PROBLEM → Output each entry below as it stands, leaving out every picture.

(Extracted data entries)
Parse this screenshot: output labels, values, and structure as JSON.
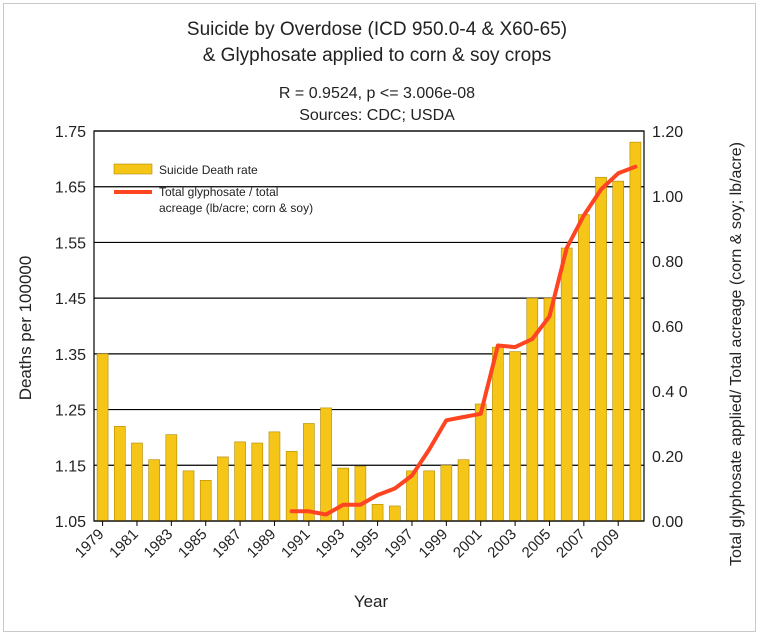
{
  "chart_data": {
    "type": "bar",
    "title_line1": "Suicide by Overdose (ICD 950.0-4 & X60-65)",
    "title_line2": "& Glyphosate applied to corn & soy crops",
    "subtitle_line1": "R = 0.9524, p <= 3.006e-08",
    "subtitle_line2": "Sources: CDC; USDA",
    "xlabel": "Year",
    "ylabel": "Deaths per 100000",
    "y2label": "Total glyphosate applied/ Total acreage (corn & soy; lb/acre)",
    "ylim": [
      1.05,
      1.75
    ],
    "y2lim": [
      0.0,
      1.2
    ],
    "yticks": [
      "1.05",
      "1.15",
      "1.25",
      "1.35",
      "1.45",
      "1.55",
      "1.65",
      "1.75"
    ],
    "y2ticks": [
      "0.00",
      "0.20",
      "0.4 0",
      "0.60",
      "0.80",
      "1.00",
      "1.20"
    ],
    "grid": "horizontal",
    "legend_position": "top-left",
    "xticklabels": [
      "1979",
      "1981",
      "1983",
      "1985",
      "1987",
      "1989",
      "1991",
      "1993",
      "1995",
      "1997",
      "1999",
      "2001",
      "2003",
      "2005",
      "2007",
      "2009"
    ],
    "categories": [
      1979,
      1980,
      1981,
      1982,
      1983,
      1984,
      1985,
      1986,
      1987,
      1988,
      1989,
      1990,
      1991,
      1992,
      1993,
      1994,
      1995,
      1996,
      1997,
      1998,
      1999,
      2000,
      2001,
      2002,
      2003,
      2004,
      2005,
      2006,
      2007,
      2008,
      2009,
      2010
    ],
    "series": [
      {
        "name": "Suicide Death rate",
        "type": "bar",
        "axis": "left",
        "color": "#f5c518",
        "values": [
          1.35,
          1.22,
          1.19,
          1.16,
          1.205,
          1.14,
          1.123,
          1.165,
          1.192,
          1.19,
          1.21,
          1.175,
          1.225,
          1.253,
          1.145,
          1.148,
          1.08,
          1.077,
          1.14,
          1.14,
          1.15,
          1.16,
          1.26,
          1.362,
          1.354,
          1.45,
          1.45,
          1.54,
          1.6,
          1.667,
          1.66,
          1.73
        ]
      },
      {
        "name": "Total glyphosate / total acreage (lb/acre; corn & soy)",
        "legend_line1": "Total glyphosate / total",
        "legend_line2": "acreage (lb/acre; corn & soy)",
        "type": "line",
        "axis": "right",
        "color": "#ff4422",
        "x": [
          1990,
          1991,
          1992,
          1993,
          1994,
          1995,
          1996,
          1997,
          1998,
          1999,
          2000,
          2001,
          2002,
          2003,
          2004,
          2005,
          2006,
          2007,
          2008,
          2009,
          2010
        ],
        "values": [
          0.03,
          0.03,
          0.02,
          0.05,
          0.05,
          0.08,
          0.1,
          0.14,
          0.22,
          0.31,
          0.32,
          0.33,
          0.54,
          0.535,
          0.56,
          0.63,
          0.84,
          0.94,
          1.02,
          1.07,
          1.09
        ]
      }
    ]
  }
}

ANSWER →
Parse this screenshot: output labels, values, and structure as JSON.
{
  "chart_data": {
    "type": "bar",
    "title_line1": "Suicide by Overdose (ICD 950.0-4 & X60-65)",
    "title_line2": "& Glyphosate applied to corn & soy crops",
    "subtitle_line1": "R = 0.9524, p <= 3.006e-08",
    "subtitle_line2": "Sources: CDC; USDA",
    "xlabel": "Year",
    "ylabel": "Deaths per 100000",
    "y2label": "Total glyphosate applied/ Total acreage (corn & soy; lb/acre)",
    "ylim": [
      1.05,
      1.75
    ],
    "y2lim": [
      0.0,
      1.2
    ],
    "yticks": [
      "1.05",
      "1.15",
      "1.25",
      "1.35",
      "1.45",
      "1.55",
      "1.65",
      "1.75"
    ],
    "y2ticks": [
      "0.00",
      "0.20",
      "0.4 0",
      "0.60",
      "0.80",
      "1.00",
      "1.20"
    ],
    "grid": "horizontal",
    "legend_position": "top-left",
    "xticklabels": [
      "1979",
      "1981",
      "1983",
      "1985",
      "1987",
      "1989",
      "1991",
      "1993",
      "1995",
      "1997",
      "1999",
      "2001",
      "2003",
      "2005",
      "2007",
      "2009"
    ],
    "categories": [
      1979,
      1980,
      1981,
      1982,
      1983,
      1984,
      1985,
      1986,
      1987,
      1988,
      1989,
      1990,
      1991,
      1992,
      1993,
      1994,
      1995,
      1996,
      1997,
      1998,
      1999,
      2000,
      2001,
      2002,
      2003,
      2004,
      2005,
      2006,
      2007,
      2008,
      2009,
      2010
    ],
    "series": [
      {
        "name": "Suicide Death rate",
        "type": "bar",
        "axis": "left",
        "color": "#f5c518",
        "values": [
          1.35,
          1.22,
          1.19,
          1.16,
          1.205,
          1.14,
          1.123,
          1.165,
          1.192,
          1.19,
          1.21,
          1.175,
          1.225,
          1.253,
          1.145,
          1.148,
          1.08,
          1.077,
          1.14,
          1.14,
          1.15,
          1.16,
          1.26,
          1.362,
          1.354,
          1.45,
          1.45,
          1.54,
          1.6,
          1.667,
          1.66,
          1.73
        ]
      },
      {
        "name": "Total glyphosate / total acreage (lb/acre; corn & soy)",
        "legend_line1": "Total glyphosate / total",
        "legend_line2": "acreage (lb/acre; corn & soy)",
        "type": "line",
        "axis": "right",
        "color": "#ff4422",
        "x": [
          1990,
          1991,
          1992,
          1993,
          1994,
          1995,
          1996,
          1997,
          1998,
          1999,
          2000,
          2001,
          2002,
          2003,
          2004,
          2005,
          2006,
          2007,
          2008,
          2009,
          2010
        ],
        "values": [
          0.03,
          0.03,
          0.02,
          0.05,
          0.05,
          0.08,
          0.1,
          0.14,
          0.22,
          0.31,
          0.32,
          0.33,
          0.54,
          0.535,
          0.56,
          0.63,
          0.84,
          0.94,
          1.02,
          1.07,
          1.09
        ]
      }
    ]
  }
}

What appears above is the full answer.